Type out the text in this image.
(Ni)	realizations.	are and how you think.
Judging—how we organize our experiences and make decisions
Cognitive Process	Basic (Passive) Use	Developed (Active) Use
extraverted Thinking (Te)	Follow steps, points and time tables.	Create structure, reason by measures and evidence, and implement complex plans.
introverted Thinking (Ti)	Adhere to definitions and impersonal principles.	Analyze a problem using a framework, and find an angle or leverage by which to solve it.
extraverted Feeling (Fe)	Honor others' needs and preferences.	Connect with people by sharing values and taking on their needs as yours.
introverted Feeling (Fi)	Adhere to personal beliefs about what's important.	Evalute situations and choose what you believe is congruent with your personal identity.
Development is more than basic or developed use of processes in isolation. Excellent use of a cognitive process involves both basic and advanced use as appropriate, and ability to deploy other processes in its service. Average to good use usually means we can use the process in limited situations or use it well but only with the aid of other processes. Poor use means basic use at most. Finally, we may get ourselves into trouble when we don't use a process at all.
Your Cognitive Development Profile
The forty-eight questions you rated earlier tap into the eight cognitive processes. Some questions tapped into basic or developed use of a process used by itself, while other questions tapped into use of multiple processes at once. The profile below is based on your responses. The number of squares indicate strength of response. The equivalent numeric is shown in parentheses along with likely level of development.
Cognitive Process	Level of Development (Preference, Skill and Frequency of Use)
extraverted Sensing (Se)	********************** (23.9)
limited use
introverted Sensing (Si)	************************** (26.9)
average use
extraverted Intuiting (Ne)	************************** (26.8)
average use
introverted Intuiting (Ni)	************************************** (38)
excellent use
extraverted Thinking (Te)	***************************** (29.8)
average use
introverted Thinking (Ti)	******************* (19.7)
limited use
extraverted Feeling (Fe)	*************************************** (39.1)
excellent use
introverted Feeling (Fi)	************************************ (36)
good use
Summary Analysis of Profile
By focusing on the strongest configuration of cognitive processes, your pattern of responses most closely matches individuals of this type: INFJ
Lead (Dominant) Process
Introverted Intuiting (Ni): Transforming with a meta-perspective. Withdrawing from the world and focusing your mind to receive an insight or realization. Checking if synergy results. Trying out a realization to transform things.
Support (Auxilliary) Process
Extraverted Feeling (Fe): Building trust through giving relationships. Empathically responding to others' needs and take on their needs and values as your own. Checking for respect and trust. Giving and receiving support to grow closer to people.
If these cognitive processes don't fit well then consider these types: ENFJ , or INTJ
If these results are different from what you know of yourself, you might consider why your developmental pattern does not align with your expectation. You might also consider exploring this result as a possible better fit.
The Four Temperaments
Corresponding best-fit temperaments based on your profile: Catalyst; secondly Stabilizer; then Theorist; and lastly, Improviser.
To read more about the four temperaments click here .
---
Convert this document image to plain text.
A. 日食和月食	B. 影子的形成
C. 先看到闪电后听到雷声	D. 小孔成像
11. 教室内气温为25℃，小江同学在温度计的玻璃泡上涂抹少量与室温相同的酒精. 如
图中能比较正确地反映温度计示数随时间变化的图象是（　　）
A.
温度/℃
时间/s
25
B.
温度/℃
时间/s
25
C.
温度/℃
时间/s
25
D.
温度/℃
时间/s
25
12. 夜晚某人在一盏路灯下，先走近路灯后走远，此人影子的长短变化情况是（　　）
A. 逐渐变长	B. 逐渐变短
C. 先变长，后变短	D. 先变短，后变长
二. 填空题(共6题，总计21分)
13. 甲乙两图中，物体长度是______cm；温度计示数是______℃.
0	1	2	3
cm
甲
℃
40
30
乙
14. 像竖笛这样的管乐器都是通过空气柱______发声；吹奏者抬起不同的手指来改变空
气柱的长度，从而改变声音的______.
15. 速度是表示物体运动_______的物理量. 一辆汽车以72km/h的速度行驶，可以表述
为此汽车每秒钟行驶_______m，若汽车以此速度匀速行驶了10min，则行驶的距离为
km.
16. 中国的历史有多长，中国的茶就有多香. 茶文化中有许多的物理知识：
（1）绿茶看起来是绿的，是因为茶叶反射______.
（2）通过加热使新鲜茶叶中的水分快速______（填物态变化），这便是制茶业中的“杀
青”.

Written task: Scan the listing above. Gather each line that contains the word "pattern".

Task solution:
By focusing on the strongest configuration of cognitive processes, your pattern of responses most closely matches individuals of this type: INFJ
If these results are different from what you know of yourself, you might consider why your developmental pattern does not align with your expectation. You might also consider exploring this result as a possible better fit.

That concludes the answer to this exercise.